**GIVEN INSTRUCTION**
Scan the lines below for "content"; report the number of lines that contain it, and only that.
::: INPUT MATERIAL :::
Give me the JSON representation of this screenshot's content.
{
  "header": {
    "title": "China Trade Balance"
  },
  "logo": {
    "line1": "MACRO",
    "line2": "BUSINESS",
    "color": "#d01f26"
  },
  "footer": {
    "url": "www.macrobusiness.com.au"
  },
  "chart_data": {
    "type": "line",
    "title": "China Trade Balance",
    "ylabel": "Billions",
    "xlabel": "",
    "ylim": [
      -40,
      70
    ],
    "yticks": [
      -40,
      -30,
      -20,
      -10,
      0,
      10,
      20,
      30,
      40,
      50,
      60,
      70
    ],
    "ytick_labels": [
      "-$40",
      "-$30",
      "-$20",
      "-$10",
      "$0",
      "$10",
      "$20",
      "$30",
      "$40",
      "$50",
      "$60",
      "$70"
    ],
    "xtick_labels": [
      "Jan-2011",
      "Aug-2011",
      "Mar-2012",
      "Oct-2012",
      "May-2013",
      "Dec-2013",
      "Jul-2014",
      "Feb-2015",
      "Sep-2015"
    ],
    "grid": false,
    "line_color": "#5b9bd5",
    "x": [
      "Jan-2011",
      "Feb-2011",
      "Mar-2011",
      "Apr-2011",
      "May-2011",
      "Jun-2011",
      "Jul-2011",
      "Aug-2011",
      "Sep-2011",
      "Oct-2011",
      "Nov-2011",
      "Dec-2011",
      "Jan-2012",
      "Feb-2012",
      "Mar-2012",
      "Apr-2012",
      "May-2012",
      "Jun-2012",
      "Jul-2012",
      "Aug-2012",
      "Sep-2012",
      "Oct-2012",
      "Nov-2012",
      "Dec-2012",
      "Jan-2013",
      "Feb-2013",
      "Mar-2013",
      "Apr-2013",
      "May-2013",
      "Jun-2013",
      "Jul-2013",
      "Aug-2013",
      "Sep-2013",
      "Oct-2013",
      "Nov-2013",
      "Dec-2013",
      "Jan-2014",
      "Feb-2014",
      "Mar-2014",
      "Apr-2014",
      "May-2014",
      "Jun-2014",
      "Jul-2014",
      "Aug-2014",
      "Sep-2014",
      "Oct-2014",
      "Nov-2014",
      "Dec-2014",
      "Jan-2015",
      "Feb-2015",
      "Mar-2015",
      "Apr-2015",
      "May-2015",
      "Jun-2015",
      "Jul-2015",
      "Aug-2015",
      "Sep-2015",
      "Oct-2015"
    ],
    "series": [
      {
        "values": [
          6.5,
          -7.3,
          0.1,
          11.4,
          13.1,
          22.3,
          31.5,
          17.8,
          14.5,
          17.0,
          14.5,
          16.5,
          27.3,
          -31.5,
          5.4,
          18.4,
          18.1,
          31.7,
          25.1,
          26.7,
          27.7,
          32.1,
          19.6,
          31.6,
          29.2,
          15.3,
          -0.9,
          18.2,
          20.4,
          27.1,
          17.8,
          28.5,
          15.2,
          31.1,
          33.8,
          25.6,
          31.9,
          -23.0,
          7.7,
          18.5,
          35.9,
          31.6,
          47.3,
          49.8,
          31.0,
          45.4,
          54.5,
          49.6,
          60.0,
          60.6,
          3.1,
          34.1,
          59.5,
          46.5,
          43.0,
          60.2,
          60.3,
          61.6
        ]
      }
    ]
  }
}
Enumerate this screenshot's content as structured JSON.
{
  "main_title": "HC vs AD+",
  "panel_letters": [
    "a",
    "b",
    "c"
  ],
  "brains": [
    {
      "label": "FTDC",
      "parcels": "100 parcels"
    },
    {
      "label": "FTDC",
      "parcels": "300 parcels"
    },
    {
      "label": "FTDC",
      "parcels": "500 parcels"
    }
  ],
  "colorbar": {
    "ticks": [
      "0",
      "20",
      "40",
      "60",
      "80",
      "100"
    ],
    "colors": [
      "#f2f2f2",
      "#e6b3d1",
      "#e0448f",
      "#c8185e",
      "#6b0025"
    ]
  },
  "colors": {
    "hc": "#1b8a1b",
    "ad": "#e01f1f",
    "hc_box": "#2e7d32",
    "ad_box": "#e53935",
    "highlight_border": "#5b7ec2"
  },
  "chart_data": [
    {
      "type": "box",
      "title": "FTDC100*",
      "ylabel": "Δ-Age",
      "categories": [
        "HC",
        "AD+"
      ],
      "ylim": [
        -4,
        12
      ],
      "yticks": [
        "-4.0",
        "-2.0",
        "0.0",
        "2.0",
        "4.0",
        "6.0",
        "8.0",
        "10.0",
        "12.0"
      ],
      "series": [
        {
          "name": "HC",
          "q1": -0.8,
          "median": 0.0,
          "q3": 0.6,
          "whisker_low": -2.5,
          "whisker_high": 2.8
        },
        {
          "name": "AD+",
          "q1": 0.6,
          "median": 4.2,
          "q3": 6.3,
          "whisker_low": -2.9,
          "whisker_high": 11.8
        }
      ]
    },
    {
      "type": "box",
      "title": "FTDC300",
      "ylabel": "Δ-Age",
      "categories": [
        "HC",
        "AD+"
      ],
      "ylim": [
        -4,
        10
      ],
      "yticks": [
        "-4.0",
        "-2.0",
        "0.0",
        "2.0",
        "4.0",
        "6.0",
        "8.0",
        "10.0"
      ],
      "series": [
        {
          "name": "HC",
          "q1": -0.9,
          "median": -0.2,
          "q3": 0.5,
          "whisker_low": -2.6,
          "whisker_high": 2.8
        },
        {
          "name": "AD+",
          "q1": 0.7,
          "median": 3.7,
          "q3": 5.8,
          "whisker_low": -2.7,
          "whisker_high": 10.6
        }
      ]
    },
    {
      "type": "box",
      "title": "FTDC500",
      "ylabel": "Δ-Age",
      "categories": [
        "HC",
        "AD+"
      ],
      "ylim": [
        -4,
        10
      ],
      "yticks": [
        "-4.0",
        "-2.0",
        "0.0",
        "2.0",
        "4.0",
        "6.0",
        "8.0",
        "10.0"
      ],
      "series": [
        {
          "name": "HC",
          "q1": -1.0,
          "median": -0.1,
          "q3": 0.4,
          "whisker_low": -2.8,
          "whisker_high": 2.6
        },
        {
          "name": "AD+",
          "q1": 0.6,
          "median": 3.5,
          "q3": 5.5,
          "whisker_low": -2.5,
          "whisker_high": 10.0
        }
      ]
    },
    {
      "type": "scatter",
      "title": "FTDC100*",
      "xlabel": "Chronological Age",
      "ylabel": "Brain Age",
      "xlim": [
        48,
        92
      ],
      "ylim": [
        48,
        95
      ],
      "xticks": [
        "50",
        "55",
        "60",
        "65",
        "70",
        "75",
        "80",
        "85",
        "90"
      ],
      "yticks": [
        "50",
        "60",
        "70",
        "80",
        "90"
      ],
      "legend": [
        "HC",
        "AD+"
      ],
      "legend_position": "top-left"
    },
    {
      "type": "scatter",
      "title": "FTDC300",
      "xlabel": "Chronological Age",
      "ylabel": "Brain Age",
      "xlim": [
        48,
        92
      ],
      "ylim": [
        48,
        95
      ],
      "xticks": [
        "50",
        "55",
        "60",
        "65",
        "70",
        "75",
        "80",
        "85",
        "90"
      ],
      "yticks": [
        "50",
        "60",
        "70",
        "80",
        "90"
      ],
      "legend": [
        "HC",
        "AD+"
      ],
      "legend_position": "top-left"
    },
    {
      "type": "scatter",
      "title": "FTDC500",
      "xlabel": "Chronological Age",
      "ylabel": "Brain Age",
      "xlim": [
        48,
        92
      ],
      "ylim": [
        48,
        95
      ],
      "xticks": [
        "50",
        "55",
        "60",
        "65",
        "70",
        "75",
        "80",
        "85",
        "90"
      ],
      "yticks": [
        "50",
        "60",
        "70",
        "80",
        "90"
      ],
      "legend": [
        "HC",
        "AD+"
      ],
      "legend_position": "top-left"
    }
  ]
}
:::
**WRITTEN ANSWER**
2